Stated goal:
Copy down all of the data underneath, exactly as shown.
--- Start of Dataset excerpts ---
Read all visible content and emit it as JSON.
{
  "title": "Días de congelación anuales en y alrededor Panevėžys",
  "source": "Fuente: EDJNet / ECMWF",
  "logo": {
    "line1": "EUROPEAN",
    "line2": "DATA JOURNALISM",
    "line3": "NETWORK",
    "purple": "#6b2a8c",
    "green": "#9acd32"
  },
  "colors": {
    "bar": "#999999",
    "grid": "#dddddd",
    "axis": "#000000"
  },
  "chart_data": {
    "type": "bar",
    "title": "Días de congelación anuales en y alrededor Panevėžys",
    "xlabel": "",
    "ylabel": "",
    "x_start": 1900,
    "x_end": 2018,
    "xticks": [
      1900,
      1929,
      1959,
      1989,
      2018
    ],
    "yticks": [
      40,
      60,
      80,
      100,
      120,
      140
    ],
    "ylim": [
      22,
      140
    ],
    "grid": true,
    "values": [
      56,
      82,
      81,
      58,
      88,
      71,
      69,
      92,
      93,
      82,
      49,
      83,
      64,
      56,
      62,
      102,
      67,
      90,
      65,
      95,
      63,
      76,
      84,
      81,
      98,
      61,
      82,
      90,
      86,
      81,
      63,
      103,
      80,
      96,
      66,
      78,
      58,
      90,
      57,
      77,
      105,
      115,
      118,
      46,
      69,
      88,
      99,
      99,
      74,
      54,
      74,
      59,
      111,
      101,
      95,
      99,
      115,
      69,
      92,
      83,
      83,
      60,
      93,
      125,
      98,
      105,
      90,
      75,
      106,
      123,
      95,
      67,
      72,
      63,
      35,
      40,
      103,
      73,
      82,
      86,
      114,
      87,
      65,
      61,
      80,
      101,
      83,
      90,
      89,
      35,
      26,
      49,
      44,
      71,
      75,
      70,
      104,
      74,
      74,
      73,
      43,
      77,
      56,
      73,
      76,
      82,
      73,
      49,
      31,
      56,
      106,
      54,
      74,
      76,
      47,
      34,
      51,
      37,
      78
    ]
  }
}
--- End of Dataset excerpts ---
Answer for this exercise:
Read all visible content and emit it as JSON.
{
  "title": "Días de congelación anuales en y alrededor Panevėžys",
  "source": "Fuente: EDJNet / ECMWF",
  "logo": {
    "line1": "EUROPEAN",
    "line2": "DATA JOURNALISM",
    "line3": "NETWORK",
    "purple": "#6b2a8c",
    "green": "#9acd32"
  },
  "colors": {
    "bar": "#999999",
    "grid": "#dddddd",
    "axis": "#000000"
  },
  "chart_data": {
    "type": "bar",
    "title": "Días de congelación anuales en y alrededor Panevėžys",
    "xlabel": "",
    "ylabel": "",
    "x_start": 1900,
    "x_end": 2018,
    "xticks": [
      1900,
      1929,
      1959,
      1989,
      2018
    ],
    "yticks": [
      40,
      60,
      80,
      100,
      120,
      140
    ],
    "ylim": [
      22,
      140
    ],
    "grid": true,
    "values": [
      56,
      82,
      81,
      58,
      88,
      71,
      69,
      92,
      93,
      82,
      49,
      83,
      64,
      56,
      62,
      102,
      67,
      90,
      65,
      95,
      63,
      76,
      84,
      81,
      98,
      61,
      82,
      90,
      86,
      81,
      63,
      103,
      80,
      96,
      66,
      78,
      58,
      90,
      57,
      77,
      105,
      115,
      118,
      46,
      69,
      88,
      99,
      99,
      74,
      54,
      74,
      59,
      111,
      101,
      95,
      99,
      115,
      69,
      92,
      83,
      83,
      60,
      93,
      125,
      98,
      105,
      90,
      75,
      106,
      123,
      95,
      67,
      72,
      63,
      35,
      40,
      103,
      73,
      82,
      86,
      114,
      87,
      65,
      61,
      80,
      101,
      83,
      90,
      89,
      35,
      26,
      49,
      44,
      71,
      75,
      70,
      104,
      74,
      74,
      73,
      43,
      77,
      56,
      73,
      76,
      82,
      73,
      49,
      31,
      56,
      106,
      54,
      74,
      76,
      47,
      34,
      51,
      37,
      78
    ]
  }
}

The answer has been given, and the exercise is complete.